Repeat, line for line, the entries printed below.

[START Supplied records]

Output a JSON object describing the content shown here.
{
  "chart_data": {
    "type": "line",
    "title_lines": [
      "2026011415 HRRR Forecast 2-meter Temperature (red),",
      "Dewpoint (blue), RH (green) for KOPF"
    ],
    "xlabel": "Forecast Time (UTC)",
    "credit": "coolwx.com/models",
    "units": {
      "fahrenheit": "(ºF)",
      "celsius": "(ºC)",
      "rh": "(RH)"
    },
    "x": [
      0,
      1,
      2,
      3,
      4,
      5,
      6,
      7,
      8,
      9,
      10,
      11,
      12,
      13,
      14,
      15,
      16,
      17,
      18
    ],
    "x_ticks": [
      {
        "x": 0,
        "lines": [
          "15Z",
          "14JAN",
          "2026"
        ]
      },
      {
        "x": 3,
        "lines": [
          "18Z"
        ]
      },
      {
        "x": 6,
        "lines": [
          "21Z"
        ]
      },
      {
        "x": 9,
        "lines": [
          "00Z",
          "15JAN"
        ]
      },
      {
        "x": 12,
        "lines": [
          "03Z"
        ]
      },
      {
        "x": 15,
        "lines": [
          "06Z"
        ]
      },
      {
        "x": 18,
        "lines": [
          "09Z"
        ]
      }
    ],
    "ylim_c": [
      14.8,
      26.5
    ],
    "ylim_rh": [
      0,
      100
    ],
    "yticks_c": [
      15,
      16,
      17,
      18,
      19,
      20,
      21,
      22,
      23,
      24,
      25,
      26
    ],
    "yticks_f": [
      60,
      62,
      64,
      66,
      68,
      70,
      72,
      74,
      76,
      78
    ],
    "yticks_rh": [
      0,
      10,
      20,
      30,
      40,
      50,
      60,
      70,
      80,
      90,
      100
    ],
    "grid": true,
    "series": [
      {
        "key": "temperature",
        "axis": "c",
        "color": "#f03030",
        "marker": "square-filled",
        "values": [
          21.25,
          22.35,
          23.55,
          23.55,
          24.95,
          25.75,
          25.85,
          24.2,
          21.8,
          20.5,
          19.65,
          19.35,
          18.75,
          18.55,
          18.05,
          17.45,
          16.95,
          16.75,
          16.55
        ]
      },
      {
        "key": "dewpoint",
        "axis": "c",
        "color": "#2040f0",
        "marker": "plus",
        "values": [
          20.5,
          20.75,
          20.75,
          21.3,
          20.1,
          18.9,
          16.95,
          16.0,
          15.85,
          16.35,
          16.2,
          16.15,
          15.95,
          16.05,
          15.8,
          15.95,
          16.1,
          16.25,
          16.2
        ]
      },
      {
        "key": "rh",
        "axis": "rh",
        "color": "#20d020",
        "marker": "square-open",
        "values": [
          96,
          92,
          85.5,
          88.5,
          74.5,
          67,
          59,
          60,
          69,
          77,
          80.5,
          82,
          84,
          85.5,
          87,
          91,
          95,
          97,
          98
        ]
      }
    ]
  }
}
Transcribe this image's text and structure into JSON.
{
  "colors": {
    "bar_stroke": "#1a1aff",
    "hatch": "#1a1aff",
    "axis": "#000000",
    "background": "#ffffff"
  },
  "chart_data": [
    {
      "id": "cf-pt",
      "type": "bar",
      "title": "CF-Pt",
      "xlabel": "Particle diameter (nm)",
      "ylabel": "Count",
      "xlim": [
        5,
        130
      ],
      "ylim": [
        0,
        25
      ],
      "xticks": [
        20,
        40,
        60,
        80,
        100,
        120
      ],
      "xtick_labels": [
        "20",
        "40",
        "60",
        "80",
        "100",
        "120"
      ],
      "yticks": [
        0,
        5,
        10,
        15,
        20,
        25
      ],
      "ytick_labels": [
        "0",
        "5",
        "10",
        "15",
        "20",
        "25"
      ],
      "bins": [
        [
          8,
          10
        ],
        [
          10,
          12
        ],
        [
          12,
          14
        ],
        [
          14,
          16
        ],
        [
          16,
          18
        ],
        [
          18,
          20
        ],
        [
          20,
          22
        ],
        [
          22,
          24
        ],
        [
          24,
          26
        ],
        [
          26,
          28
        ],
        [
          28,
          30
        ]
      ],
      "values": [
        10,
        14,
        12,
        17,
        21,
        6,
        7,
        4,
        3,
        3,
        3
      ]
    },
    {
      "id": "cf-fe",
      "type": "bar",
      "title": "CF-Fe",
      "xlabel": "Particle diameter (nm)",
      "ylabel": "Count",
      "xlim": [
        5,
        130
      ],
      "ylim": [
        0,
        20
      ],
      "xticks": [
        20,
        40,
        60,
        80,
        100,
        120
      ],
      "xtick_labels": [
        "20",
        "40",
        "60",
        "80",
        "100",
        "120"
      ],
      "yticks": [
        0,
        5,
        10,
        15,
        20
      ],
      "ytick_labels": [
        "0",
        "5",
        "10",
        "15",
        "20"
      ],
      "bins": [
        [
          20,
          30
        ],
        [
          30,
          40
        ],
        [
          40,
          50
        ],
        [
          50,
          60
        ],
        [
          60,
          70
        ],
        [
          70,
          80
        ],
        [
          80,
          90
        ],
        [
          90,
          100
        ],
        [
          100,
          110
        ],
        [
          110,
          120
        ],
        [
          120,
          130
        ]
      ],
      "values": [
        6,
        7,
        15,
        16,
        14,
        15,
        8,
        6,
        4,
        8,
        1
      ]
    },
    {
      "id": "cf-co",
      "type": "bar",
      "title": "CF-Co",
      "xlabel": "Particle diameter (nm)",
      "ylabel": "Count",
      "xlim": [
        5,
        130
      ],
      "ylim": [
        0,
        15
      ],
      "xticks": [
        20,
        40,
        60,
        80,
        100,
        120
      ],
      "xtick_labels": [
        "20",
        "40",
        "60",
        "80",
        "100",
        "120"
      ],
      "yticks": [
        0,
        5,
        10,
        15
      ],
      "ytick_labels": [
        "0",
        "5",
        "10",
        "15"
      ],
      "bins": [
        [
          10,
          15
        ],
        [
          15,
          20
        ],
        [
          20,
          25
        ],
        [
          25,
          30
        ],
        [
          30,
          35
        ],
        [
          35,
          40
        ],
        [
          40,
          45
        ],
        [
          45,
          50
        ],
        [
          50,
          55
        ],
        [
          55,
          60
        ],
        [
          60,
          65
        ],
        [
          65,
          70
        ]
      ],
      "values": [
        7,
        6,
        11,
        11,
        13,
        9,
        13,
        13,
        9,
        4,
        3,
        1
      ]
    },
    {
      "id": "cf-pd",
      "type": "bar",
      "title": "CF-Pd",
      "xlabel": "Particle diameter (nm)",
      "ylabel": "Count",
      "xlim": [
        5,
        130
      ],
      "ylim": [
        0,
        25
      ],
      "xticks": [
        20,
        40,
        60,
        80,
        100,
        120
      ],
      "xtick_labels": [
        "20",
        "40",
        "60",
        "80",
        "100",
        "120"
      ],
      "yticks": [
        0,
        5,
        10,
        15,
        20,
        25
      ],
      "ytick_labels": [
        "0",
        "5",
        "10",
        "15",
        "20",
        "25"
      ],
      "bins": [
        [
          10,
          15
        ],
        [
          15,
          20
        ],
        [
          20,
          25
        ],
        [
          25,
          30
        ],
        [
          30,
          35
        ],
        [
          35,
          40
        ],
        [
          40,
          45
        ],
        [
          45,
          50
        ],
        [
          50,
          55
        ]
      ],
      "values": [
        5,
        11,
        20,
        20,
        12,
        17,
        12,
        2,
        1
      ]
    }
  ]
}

[END Supplied records]

Reply:
Output a JSON object describing the content shown here.
{
  "chart_data": {
    "type": "line",
    "title_lines": [
      "2026011415 HRRR Forecast 2-meter Temperature (red),",
      "Dewpoint (blue), RH (green) for KOPF"
    ],
    "xlabel": "Forecast Time (UTC)",
    "credit": "coolwx.com/models",
    "units": {
      "fahrenheit": "(ºF)",
      "celsius": "(ºC)",
      "rh": "(RH)"
    },
    "x": [
      0,
      1,
      2,
      3,
      4,
      5,
      6,
      7,
      8,
      9,
      10,
      11,
      12,
      13,
      14,
      15,
      16,
      17,
      18
    ],
    "x_ticks": [
      {
        "x": 0,
        "lines": [
          "15Z",
          "14JAN",
          "2026"
        ]
      },
      {
        "x": 3,
        "lines": [
          "18Z"
        ]
      },
      {
        "x": 6,
        "lines": [
          "21Z"
        ]
      },
      {
        "x": 9,
        "lines": [
          "00Z",
          "15JAN"
        ]
      },
      {
        "x": 12,
        "lines": [
          "03Z"
        ]
      },
      {
        "x": 15,
        "lines": [
          "06Z"
        ]
      },
      {
        "x": 18,
        "lines": [
          "09Z"
        ]
      }
    ],
    "ylim_c": [
      14.8,
      26.5
    ],
    "ylim_rh": [
      0,
      100
    ],
    "yticks_c": [
      15,
      16,
      17,
      18,
      19,
      20,
      21,
      22,
      23,
      24,
      25,
      26
    ],
    "yticks_f": [
      60,
      62,
      64,
      66,
      68,
      70,
      72,
      74,
      76,
      78
    ],
    "yticks_rh": [
      0,
      10,
      20,
      30,
      40,
      50,
      60,
      70,
      80,
      90,
      100
    ],
    "grid": true,
    "series": [
      {
        "key": "temperature",
        "axis": "c",
        "color": "#f03030",
        "marker": "square-filled",
        "values": [
          21.25,
          22.35,
          23.55,
          23.55,
          24.95,
          25.75,
          25.85,
          24.2,
          21.8,
          20.5,
          19.65,
          19.35,
          18.75,
          18.55,
          18.05,
          17.45,
          16.95,
          16.75,
          16.55
        ]
      },
      {
        "key": "dewpoint",
        "axis": "c",
        "color": "#2040f0",
        "marker": "plus",
        "values": [
          20.5,
          20.75,
          20.75,
          21.3,
          20.1,
          18.9,
          16.95,
          16.0,
          15.85,
          16.35,
          16.2,
          16.15,
          15.95,
          16.05,
          15.8,
          15.95,
          16.1,
          16.25,
          16.2
        ]
      },
      {
        "key": "rh",
        "axis": "rh",
        "color": "#20d020",
        "marker": "square-open",
        "values": [
          96,
          92,
          85.5,
          88.5,
          74.5,
          67,
          59,
          60,
          69,
          77,
          80.5,
          82,
          84,
          85.5,
          87,
          91,
          95,
          97,
          98
        ]
      }
    ]
  }
}
Transcribe this image's text and structure into JSON.
{
  "colors": {
    "bar_stroke": "#1a1aff",
    "hatch": "#1a1aff",
    "axis": "#000000",
    "background": "#ffffff"
  },
  "chart_data": [
    {
      "id": "cf-pt",
      "type": "bar",
      "title": "CF-Pt",
      "xlabel": "Particle diameter (nm)",
      "ylabel": "Count",
      "xlim": [
        5,
        130
      ],
      "ylim": [
        0,
        25
      ],
      "xticks": [
        20,
        40,
        60,
        80,
        100,
        120
      ],
      "xtick_labels": [
        "20",
        "40",
        "60",
        "80",
        "100",
        "120"
      ],
      "yticks": [
        0,
        5,
        10,
        15,
        20,
        25
      ],
      "ytick_labels": [
        "0",
        "5",
        "10",
        "15",
        "20",
        "25"
      ],
      "bins": [
        [
          8,
          10
        ],
        [
          10,
          12
        ],
        [
          12,
          14
        ],
        [
          14,
          16
        ],
        [
          16,
          18
        ],
        [
          18,
          20
        ],
        [
          20,
          22
        ],
        [
          22,
          24
        ],
        [
          24,
          26
        ],
        [
          26,
          28
        ],
        [
          28,
          30
        ]
      ],
      "values": [
        10,
        14,
        12,
        17,
        21,
        6,
        7,
        4,
        3,
        3,
        3
      ]
    },
    {
      "id": "cf-fe",
      "type": "bar",
      "title": "CF-Fe",
      "xlabel": "Particle diameter (nm)",
      "ylabel": "Count",
      "xlim": [
        5,
        130
      ],
      "ylim": [
        0,
        20
      ],
      "xticks": [
        20,
        40,
        60,
        80,
        100,
        120
      ],
      "xtick_labels": [
        "20",
        "40",
        "60",
        "80",
        "100",
        "120"
      ],
      "yticks": [
        0,
        5,
        10,
        15,
        20
      ],
      "ytick_labels": [
        "0",
        "5",
        "10",
        "15",
        "20"
      ],
      "bins": [
        [
          20,
          30
        ],
        [
          30,
          40
        ],
        [
          40,
          50
        ],
        [
          50,
          60
        ],
        [
          60,
          70
        ],
        [
          70,
          80
        ],
        [
          80,
          90
        ],
        [
          90,
          100
        ],
        [
          100,
          110
        ],
        [
          110,
          120
        ],
        [
          120,
          130
        ]
      ],
      "values": [
        6,
        7,
        15,
        16,
        14,
        15,
        8,
        6,
        4,
        8,
        1
      ]
    },
    {
      "id": "cf-co",
      "type": "bar",
      "title": "CF-Co",
      "xlabel": "Particle diameter (nm)",
      "ylabel": "Count",
      "xlim": [
        5,
        130
      ],
      "ylim": [
        0,
        15
      ],
      "xticks": [
        20,
        40,
        60,
        80,
        100,
        120
      ],
      "xtick_labels": [
        "20",
        "40",
        "60",
        "80",
        "100",
        "120"
      ],
      "yticks": [
        0,
        5,
        10,
        15
      ],
      "ytick_labels": [
        "0",
        "5",
        "10",
        "15"
      ],
      "bins": [
        [
          10,
          15
        ],
        [
          15,
          20
        ],
        [
          20,
          25
        ],
        [
          25,
          30
        ],
        [
          30,
          35
        ],
        [
          35,
          40
        ],
        [
          40,
          45
        ],
        [
          45,
          50
        ],
        [
          50,
          55
        ],
        [
          55,
          60
        ],
        [
          60,
          65
        ],
        [
          65,
          70
        ]
      ],
      "values": [
        7,
        6,
        11,
        11,
        13,
        9,
        13,
        13,
        9,
        4,
        3,
        1
      ]
    },
    {
      "id": "cf-pd",
      "type": "bar",
      "title": "CF-Pd",
      "xlabel": "Particle diameter (nm)",
      "ylabel": "Count",
      "xlim": [
        5,
        130
      ],
      "ylim": [
        0,
        25
      ],
      "xticks": [
        20,
        40,
        60,
        80,
        100,
        120
      ],
      "xtick_labels": [
        "20",
        "40",
        "60",
        "80",
        "100",
        "120"
      ],
      "yticks": [
        0,
        5,
        10,
        15,
        20,
        25
      ],
      "ytick_labels": [
        "0",
        "5",
        "10",
        "15",
        "20",
        "25"
      ],
      "bins": [
        [
          10,
          15
        ],
        [
          15,
          20
        ],
        [
          20,
          25
        ],
        [
          25,
          30
        ],
        [
          30,
          35
        ],
        [
          35,
          40
        ],
        [
          40,
          45
        ],
        [
          45,
          50
        ],
        [
          50,
          55
        ]
      ],
      "values": [
        5,
        11,
        20,
        20,
        12,
        17,
        12,
        2,
        1
      ]
    }
  ]
}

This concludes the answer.